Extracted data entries
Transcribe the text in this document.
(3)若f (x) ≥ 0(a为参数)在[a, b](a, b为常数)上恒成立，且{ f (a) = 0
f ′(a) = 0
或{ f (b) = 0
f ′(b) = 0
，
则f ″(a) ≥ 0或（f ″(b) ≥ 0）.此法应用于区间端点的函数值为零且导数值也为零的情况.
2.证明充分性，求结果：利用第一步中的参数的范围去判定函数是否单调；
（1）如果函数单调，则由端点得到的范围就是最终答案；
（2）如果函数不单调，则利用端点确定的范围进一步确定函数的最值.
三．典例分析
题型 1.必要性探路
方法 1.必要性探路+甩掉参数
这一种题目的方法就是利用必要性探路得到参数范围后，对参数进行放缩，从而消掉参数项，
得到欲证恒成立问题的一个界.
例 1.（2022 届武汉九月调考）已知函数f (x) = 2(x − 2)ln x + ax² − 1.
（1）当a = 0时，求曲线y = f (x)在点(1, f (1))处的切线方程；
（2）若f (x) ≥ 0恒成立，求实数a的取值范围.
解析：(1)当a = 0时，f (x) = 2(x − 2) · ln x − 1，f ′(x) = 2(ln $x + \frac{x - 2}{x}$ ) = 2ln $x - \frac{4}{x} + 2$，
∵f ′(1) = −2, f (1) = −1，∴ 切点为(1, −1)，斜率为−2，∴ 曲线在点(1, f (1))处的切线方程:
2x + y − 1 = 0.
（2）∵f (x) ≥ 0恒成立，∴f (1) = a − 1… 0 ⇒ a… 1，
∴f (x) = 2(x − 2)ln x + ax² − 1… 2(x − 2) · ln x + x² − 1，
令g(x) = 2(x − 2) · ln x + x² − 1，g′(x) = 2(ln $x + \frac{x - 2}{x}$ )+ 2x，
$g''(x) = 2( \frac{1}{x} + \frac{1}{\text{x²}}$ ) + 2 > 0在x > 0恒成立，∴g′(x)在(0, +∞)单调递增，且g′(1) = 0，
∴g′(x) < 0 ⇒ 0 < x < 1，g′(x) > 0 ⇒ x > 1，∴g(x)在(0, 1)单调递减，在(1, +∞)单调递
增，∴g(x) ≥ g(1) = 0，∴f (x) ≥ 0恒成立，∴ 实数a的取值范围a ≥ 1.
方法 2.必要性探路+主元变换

Problem to work on:
List the lines that contain the word "text".

Written response:
Transcribe the text in this document.
$g''(x) = 2( \frac{1}{x} + \frac{1}{\text{x²}}$ ) + 2 > 0在x > 0恒成立，∴g′(x)在(0, +∞)单调递增，且g′(1) = 0，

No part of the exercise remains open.